### Set task
From the listing that follows, extract every line and set it down unaltered.

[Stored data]
--
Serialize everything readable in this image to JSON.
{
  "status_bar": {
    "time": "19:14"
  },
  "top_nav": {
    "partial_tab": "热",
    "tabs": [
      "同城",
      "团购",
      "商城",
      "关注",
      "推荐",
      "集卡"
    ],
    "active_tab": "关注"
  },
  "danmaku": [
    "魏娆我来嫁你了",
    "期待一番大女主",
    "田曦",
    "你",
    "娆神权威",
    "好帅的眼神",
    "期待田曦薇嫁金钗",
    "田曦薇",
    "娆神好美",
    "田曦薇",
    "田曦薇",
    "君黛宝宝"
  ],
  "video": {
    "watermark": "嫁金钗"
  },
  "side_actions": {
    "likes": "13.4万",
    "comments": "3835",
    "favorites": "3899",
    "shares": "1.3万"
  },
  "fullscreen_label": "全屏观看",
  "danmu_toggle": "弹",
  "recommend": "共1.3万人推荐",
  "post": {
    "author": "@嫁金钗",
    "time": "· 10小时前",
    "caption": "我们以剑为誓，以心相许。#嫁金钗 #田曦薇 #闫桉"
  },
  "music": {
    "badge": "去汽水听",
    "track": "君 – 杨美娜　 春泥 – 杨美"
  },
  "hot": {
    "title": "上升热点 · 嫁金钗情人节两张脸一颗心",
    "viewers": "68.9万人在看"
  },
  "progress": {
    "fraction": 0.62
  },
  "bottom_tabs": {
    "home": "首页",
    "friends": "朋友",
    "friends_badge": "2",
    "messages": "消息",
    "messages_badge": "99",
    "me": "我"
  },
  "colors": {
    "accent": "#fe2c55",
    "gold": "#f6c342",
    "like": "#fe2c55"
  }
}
--
### Task output
Serialize everything readable in this image to JSON.
{
  "status_bar": {
    "time": "19:14"
  },
  "top_nav": {
    "partial_tab": "热",
    "tabs": [
      "同城",
      "团购",
      "商城",
      "关注",
      "推荐",
      "集卡"
    ],
    "active_tab": "关注"
  },
  "danmaku": [
    "魏娆我来嫁你了",
    "期待一番大女主",
    "田曦",
    "你",
    "娆神权威",
    "好帅的眼神",
    "期待田曦薇嫁金钗",
    "田曦薇",
    "娆神好美",
    "田曦薇",
    "田曦薇",
    "君黛宝宝"
  ],
  "video": {
    "watermark": "嫁金钗"
  },
  "side_actions": {
    "likes": "13.4万",
    "comments": "3835",
    "favorites": "3899",
    "shares": "1.3万"
  },
  "fullscreen_label": "全屏观看",
  "danmu_toggle": "弹",
  "recommend": "共1.3万人推荐",
  "post": {
    "author": "@嫁金钗",
    "time": "· 10小时前",
    "caption": "我们以剑为誓，以心相许。#嫁金钗 #田曦薇 #闫桉"
  },
  "music": {
    "badge": "去汽水听",
    "track": "君 – 杨美娜　 春泥 – 杨美"
  },
  "hot": {
    "title": "上升热点 · 嫁金钗情人节两张脸一颗心",
    "viewers": "68.9万人在看"
  },
  "progress": {
    "fraction": 0.62
  },
  "bottom_tabs": {
    "home": "首页",
    "friends": "朋友",
    "friends_badge": "2",
    "messages": "消息",
    "messages_badge": "99",
    "me": "我"
  },
  "colors": {
    "accent": "#fe2c55",
    "gold": "#f6c342",
    "like": "#fe2c55"
  }
}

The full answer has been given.